DATA TO USE =>
======

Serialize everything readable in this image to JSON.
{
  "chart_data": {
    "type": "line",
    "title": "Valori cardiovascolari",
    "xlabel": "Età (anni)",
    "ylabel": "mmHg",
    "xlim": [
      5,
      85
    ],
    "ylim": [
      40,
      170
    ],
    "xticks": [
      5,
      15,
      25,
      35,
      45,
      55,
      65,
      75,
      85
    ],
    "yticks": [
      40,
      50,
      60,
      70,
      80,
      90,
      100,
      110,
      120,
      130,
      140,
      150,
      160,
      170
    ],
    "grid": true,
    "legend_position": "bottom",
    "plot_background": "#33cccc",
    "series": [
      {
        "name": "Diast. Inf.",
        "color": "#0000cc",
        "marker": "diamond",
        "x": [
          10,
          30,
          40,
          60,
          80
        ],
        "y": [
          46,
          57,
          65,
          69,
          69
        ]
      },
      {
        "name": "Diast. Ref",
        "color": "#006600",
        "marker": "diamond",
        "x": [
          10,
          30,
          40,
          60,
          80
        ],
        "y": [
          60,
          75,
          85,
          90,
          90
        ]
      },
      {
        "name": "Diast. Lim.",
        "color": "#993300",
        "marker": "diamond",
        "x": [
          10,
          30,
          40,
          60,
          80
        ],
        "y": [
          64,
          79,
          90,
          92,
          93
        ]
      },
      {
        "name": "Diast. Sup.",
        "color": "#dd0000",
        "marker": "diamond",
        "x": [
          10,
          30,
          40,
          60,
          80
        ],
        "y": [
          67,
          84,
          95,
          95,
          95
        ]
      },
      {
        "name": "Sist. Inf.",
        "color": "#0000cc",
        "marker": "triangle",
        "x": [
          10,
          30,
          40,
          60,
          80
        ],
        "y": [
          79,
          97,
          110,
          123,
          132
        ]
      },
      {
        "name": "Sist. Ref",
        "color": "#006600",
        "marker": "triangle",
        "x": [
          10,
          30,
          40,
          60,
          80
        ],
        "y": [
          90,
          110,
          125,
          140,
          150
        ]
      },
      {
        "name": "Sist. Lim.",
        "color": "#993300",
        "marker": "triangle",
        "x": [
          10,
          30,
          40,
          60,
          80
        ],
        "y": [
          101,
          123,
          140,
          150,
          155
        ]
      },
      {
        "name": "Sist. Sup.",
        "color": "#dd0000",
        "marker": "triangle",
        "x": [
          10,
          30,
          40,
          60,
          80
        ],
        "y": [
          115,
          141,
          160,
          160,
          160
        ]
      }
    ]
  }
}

======

WHAT IS REQUIRED =>
Return the number of lines that include the word "Sist", and nothing else.

RESPONSE FOR THIS EXERCISE =>
4